TASK GOAL.
All of the material below is to be returned exactly.

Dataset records
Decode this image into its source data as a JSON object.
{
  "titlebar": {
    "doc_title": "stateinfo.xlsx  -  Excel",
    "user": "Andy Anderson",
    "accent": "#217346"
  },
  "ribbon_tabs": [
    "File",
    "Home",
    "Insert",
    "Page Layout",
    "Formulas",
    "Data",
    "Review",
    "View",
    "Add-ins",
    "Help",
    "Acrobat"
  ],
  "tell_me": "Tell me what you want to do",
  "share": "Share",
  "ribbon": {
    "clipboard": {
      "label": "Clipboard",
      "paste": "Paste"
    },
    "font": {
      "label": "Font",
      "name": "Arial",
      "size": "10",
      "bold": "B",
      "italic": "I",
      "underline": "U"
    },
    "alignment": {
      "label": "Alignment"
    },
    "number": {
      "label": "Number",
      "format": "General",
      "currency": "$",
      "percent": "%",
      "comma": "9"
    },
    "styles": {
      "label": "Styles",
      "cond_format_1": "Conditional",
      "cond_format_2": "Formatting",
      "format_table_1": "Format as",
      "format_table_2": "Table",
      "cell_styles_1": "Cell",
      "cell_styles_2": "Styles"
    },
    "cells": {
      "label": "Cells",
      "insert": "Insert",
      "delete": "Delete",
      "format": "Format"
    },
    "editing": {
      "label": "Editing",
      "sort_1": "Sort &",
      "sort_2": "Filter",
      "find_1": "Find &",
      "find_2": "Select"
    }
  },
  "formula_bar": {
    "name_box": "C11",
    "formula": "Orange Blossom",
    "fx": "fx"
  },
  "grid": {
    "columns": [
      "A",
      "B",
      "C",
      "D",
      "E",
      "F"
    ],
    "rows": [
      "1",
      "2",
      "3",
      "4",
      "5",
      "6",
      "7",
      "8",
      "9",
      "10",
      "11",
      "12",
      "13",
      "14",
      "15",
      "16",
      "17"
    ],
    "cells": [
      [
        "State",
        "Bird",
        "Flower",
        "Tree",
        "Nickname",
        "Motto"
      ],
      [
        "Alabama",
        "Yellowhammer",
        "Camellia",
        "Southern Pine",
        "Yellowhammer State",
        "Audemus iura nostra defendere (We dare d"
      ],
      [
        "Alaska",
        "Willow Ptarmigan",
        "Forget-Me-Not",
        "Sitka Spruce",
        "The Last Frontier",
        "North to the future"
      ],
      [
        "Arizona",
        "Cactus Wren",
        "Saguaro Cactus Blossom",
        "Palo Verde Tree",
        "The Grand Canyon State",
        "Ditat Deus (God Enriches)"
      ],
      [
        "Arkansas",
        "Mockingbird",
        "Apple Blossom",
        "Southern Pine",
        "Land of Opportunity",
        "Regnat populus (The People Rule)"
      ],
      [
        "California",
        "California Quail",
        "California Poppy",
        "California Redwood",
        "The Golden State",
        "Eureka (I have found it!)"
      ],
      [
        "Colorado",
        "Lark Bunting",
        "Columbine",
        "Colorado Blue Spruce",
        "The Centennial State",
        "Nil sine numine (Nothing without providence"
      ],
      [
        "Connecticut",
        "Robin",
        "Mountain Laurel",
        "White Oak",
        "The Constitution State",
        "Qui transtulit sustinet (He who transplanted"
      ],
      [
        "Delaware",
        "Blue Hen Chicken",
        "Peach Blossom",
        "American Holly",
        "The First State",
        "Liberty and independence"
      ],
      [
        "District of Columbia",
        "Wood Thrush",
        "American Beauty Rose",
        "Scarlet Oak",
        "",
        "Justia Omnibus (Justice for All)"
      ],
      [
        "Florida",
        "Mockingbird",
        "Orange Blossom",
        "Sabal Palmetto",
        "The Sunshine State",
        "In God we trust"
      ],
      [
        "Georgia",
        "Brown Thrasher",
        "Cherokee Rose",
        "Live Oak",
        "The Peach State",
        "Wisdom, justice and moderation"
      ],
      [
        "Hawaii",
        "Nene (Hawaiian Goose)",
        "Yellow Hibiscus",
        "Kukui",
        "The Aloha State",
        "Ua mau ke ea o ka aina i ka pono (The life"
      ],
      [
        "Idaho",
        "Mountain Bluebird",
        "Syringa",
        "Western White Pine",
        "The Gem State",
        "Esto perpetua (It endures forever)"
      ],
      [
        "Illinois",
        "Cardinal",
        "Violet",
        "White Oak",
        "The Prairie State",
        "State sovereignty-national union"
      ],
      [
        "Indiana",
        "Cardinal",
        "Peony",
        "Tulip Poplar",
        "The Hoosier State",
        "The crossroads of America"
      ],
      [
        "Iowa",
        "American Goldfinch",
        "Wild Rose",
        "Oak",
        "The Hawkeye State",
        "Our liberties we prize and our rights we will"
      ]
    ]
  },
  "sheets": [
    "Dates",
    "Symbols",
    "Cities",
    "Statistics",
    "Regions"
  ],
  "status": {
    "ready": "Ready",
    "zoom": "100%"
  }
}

EXERCISE RESULT.
Decode this image into its source data as a JSON object.
{
  "titlebar": {
    "doc_title": "stateinfo.xlsx  -  Excel",
    "user": "Andy Anderson",
    "accent": "#217346"
  },
  "ribbon_tabs": [
    "File",
    "Home",
    "Insert",
    "Page Layout",
    "Formulas",
    "Data",
    "Review",
    "View",
    "Add-ins",
    "Help",
    "Acrobat"
  ],
  "tell_me": "Tell me what you want to do",
  "share": "Share",
  "ribbon": {
    "clipboard": {
      "label": "Clipboard",
      "paste": "Paste"
    },
    "font": {
      "label": "Font",
      "name": "Arial",
      "size": "10",
      "bold": "B",
      "italic": "I",
      "underline": "U"
    },
    "alignment": {
      "label": "Alignment"
    },
    "number": {
      "label": "Number",
      "format": "General",
      "currency": "$",
      "percent": "%",
      "comma": "9"
    },
    "styles": {
      "label": "Styles",
      "cond_format_1": "Conditional",
      "cond_format_2": "Formatting",
      "format_table_1": "Format as",
      "format_table_2": "Table",
      "cell_styles_1": "Cell",
      "cell_styles_2": "Styles"
    },
    "cells": {
      "label": "Cells",
      "insert": "Insert",
      "delete": "Delete",
      "format": "Format"
    },
    "editing": {
      "label": "Editing",
      "sort_1": "Sort &",
      "sort_2": "Filter",
      "find_1": "Find &",
      "find_2": "Select"
    }
  },
  "formula_bar": {
    "name_box": "C11",
    "formula": "Orange Blossom",
    "fx": "fx"
  },
  "grid": {
    "columns": [
      "A",
      "B",
      "C",
      "D",
      "E",
      "F"
    ],
    "rows": [
      "1",
      "2",
      "3",
      "4",
      "5",
      "6",
      "7",
      "8",
      "9",
      "10",
      "11",
      "12",
      "13",
      "14",
      "15",
      "16",
      "17"
    ],
    "cells": [
      [
        "State",
        "Bird",
        "Flower",
        "Tree",
        "Nickname",
        "Motto"
      ],
      [
        "Alabama",
        "Yellowhammer",
        "Camellia",
        "Southern Pine",
        "Yellowhammer State",
        "Audemus iura nostra defendere (We dare d"
      ],
      [
        "Alaska",
        "Willow Ptarmigan",
        "Forget-Me-Not",
        "Sitka Spruce",
        "The Last Frontier",
        "North to the future"
      ],
      [
        "Arizona",
        "Cactus Wren",
        "Saguaro Cactus Blossom",
        "Palo Verde Tree",
        "The Grand Canyon State",
        "Ditat Deus (God Enriches)"
      ],
      [
        "Arkansas",
        "Mockingbird",
        "Apple Blossom",
        "Southern Pine",
        "Land of Opportunity",
        "Regnat populus (The People Rule)"
      ],
      [
        "California",
        "California Quail",
        "California Poppy",
        "California Redwood",
        "The Golden State",
        "Eureka (I have found it!)"
      ],
      [
        "Colorado",
        "Lark Bunting",
        "Columbine",
        "Colorado Blue Spruce",
        "The Centennial State",
        "Nil sine numine (Nothing without providence"
      ],
      [
        "Connecticut",
        "Robin",
        "Mountain Laurel",
        "White Oak",
        "The Constitution State",
        "Qui transtulit sustinet (He who transplanted"
      ],
      [
        "Delaware",
        "Blue Hen Chicken",
        "Peach Blossom",
        "American Holly",
        "The First State",
        "Liberty and independence"
      ],
      [
        "District of Columbia",
        "Wood Thrush",
        "American Beauty Rose",
        "Scarlet Oak",
        "",
        "Justia Omnibus (Justice for All)"
      ],
      [
        "Florida",
        "Mockingbird",
        "Orange Blossom",
        "Sabal Palmetto",
        "The Sunshine State",
        "In God we trust"
      ],
      [
        "Georgia",
        "Brown Thrasher",
        "Cherokee Rose",
        "Live Oak",
        "The Peach State",
        "Wisdom, justice and moderation"
      ],
      [
        "Hawaii",
        "Nene (Hawaiian Goose)",
        "Yellow Hibiscus",
        "Kukui",
        "The Aloha State",
        "Ua mau ke ea o ka aina i ka pono (The life"
      ],
      [
        "Idaho",
        "Mountain Bluebird",
        "Syringa",
        "Western White Pine",
        "The Gem State",
        "Esto perpetua (It endures forever)"
      ],
      [
        "Illinois",
        "Cardinal",
        "Violet",
        "White Oak",
        "The Prairie State",
        "State sovereignty-national union"
      ],
      [
        "Indiana",
        "Cardinal",
        "Peony",
        "Tulip Poplar",
        "The Hoosier State",
        "The crossroads of America"
      ],
      [
        "Iowa",
        "American Goldfinch",
        "Wild Rose",
        "Oak",
        "The Hawkeye State",
        "Our liberties we prize and our rights we will"
      ]
    ]
  },
  "sheets": [
    "Dates",
    "Symbols",
    "Cities",
    "Statistics",
    "Regions"
  ],
  "status": {
    "ready": "Ready",
    "zoom": "100%"
  }
}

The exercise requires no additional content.